==== Data excerpts ====

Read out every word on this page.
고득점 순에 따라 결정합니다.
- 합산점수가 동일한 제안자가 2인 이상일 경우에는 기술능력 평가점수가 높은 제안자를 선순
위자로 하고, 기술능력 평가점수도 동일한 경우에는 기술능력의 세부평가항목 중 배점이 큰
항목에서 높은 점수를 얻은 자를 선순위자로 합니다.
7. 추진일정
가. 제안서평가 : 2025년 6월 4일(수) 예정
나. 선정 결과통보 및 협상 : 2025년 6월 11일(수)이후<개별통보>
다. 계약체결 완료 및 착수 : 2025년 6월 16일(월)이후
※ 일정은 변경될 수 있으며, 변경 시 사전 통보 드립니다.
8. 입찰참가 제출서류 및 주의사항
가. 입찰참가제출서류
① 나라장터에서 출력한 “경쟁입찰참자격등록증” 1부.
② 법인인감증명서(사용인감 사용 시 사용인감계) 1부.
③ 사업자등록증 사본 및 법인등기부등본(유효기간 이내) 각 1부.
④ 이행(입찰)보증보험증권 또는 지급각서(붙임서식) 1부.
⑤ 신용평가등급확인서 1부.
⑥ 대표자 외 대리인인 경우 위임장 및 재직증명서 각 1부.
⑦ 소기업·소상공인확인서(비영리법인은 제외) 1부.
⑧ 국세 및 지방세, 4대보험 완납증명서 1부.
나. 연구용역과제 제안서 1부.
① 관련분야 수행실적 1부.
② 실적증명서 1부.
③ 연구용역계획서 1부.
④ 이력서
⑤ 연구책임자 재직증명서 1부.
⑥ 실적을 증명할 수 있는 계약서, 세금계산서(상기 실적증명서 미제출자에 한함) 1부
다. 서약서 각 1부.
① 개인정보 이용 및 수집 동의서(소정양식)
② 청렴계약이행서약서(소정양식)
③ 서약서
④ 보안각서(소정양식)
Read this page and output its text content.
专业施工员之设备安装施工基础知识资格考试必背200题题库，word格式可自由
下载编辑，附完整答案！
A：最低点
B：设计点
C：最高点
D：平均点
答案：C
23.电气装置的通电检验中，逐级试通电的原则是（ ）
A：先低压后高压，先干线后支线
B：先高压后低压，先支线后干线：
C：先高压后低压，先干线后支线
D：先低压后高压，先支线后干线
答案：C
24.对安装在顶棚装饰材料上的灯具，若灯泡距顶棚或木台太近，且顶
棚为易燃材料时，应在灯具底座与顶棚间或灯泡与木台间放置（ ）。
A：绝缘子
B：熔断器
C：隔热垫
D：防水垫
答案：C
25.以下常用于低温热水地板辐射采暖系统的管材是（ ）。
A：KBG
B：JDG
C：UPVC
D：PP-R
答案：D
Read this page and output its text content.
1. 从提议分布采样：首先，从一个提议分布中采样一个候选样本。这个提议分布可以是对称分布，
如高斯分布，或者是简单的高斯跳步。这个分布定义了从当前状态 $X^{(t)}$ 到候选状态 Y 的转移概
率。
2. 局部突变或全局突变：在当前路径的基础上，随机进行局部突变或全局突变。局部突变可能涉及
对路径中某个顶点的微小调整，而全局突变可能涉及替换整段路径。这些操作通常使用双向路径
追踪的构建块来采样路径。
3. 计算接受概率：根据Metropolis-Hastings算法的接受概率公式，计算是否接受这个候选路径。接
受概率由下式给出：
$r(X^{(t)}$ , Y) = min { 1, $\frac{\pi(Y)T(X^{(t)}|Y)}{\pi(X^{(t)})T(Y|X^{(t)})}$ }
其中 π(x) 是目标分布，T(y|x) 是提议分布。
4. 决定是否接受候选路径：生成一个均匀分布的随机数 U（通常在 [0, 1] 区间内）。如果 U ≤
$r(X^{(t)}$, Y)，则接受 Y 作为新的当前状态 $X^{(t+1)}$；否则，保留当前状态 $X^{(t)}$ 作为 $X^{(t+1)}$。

====

**Given request:** Look over the listing. Pull out every line with the string "기술능력" in it.

**Task response:**
- 합산점수가 동일한 제안자가 2인 이상일 경우에는 기술능력 평가점수가 높은 제안자를 선순
위자로 하고, 기술능력 평가점수도 동일한 경우에는 기술능력의 세부평가항목 중 배점이 큰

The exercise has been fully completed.